GIVEN EXERCISE: Return the full listing exactly as it is written.

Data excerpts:

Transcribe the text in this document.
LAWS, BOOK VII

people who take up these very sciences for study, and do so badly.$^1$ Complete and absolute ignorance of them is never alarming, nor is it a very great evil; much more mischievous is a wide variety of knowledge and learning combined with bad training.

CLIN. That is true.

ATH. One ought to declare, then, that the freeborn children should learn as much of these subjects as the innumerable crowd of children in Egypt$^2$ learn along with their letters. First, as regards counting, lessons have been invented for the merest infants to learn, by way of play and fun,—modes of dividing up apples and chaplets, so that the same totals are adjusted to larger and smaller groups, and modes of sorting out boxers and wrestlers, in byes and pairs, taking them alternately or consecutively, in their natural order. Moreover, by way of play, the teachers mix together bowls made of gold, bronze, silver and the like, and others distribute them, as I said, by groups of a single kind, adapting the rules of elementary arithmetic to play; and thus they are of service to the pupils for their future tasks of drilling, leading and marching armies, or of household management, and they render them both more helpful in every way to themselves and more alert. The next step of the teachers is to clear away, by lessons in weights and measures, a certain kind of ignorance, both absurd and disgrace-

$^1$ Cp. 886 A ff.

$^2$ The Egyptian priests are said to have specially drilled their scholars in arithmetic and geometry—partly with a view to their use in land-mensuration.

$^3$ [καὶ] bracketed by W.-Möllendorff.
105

RESULT OF THIS TASK:
Transcribe the text in this document.
LAWS, BOOK VII

people who take up these very sciences for study, and do so badly.$^1$ Complete and absolute ignorance of them is never alarming, nor is it a very great evil; much more mischievous is a wide variety of knowledge and learning combined with bad training.

CLIN. That is true.

ATH. One ought to declare, then, that the freeborn children should learn as much of these subjects as the innumerable crowd of children in Egypt$^2$ learn along with their letters. First, as regards counting, lessons have been invented for the merest infants to learn, by way of play and fun,—modes of dividing up apples and chaplets, so that the same totals are adjusted to larger and smaller groups, and modes of sorting out boxers and wrestlers, in byes and pairs, taking them alternately or consecutively, in their natural order. Moreover, by way of play, the teachers mix together bowls made of gold, bronze, silver and the like, and others distribute them, as I said, by groups of a single kind, adapting the rules of elementary arithmetic to play; and thus they are of service to the pupils for their future tasks of drilling, leading and marching armies, or of household management, and they render them both more helpful in every way to themselves and more alert. The next step of the teachers is to clear away, by lessons in weights and measures, a certain kind of ignorance, both absurd and disgrace-

$^1$ Cp. 886 A ff.

$^2$ The Egyptian priests are said to have specially drilled their scholars in arithmetic and geometry—partly with a view to their use in land-mensuration.

$^3$ [καὶ] bracketed by W.-Möllendorff.
105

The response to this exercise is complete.